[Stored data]
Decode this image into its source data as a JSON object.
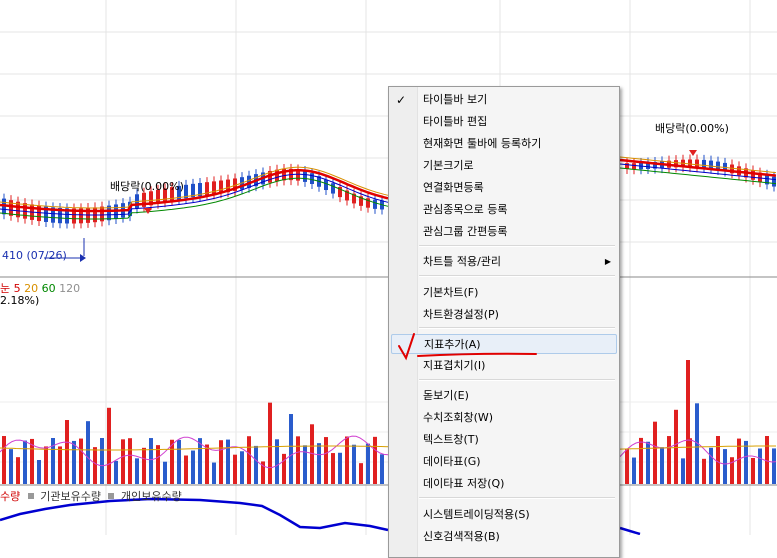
{
  "chart": {
    "div_label_1": "배당락(0.00%)",
    "div_label_2": "배당락(0.00%)",
    "low_marker": "410 (07/26)",
    "ma_legend_prefix": "눈",
    "ma_periods": [
      "5",
      "20",
      "60",
      "120"
    ],
    "ma_colors": [
      "#d00000",
      "#d89000",
      "#008800",
      "#0000c8",
      "#909090"
    ],
    "percent_text": "2.18%)",
    "series_legend": [
      "수량",
      "기관보유수량",
      "개인보유수량"
    ],
    "colors": {
      "up": "#e02020",
      "down": "#2050c8",
      "ma_red": "#e00000",
      "line_blue": "#0000d0"
    }
  },
  "context_menu": {
    "check_glyph": "✓",
    "submenu_glyph": "▶",
    "items": [
      {
        "label": "타이틀바 보기",
        "checked": true
      },
      {
        "label": "타이틀바 편집"
      },
      {
        "label": "현재화면 툴바에 등록하기"
      },
      {
        "label": "기본크기로"
      },
      {
        "label": "연결화면등록"
      },
      {
        "label": "관심종목으로 등록"
      },
      {
        "label": "관심그룹 간편등록"
      },
      {
        "label": "차트틀 적용/관리",
        "submenu": true
      },
      {
        "label": "기본차트(F)"
      },
      {
        "label": "차트환경설정(P)"
      },
      {
        "label": "지표추가(A)",
        "highlighted": true
      },
      {
        "label": "지표겹치기(I)"
      },
      {
        "label": "돋보기(E)"
      },
      {
        "label": "수치조회창(W)"
      },
      {
        "label": "텍스트창(T)"
      },
      {
        "label": "데이타표(G)"
      },
      {
        "label": "데이타표 저장(Q)"
      },
      {
        "label": "시스템트레이딩적용(S)"
      },
      {
        "label": "신호검색적용(B)"
      }
    ]
  }
}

WHAT IS BEING ASKED - Transcribe all of the entries word for word, but skip any pictures they contain.

EXERCISE RESPONSE -
Decode this image into its source data as a JSON object.
{
  "chart": {
    "div_label_1": "배당락(0.00%)",
    "div_label_2": "배당락(0.00%)",
    "low_marker": "410 (07/26)",
    "ma_legend_prefix": "눈",
    "ma_periods": [
      "5",
      "20",
      "60",
      "120"
    ],
    "ma_colors": [
      "#d00000",
      "#d89000",
      "#008800",
      "#0000c8",
      "#909090"
    ],
    "percent_text": "2.18%)",
    "series_legend": [
      "수량",
      "기관보유수량",
      "개인보유수량"
    ],
    "colors": {
      "up": "#e02020",
      "down": "#2050c8",
      "ma_red": "#e00000",
      "line_blue": "#0000d0"
    }
  },
  "context_menu": {
    "check_glyph": "✓",
    "submenu_glyph": "▶",
    "items": [
      {
        "label": "타이틀바 보기",
        "checked": true
      },
      {
        "label": "타이틀바 편집"
      },
      {
        "label": "현재화면 툴바에 등록하기"
      },
      {
        "label": "기본크기로"
      },
      {
        "label": "연결화면등록"
      },
      {
        "label": "관심종목으로 등록"
      },
      {
        "label": "관심그룹 간편등록"
      },
      {
        "label": "차트틀 적용/관리",
        "submenu": true
      },
      {
        "label": "기본차트(F)"
      },
      {
        "label": "차트환경설정(P)"
      },
      {
        "label": "지표추가(A)",
        "highlighted": true
      },
      {
        "label": "지표겹치기(I)"
      },
      {
        "label": "돋보기(E)"
      },
      {
        "label": "수치조회창(W)"
      },
      {
        "label": "텍스트창(T)"
      },
      {
        "label": "데이타표(G)"
      },
      {
        "label": "데이타표 저장(Q)"
      },
      {
        "label": "시스템트레이딩적용(S)"
      },
      {
        "label": "신호검색적용(B)"
      }
    ]
  }
}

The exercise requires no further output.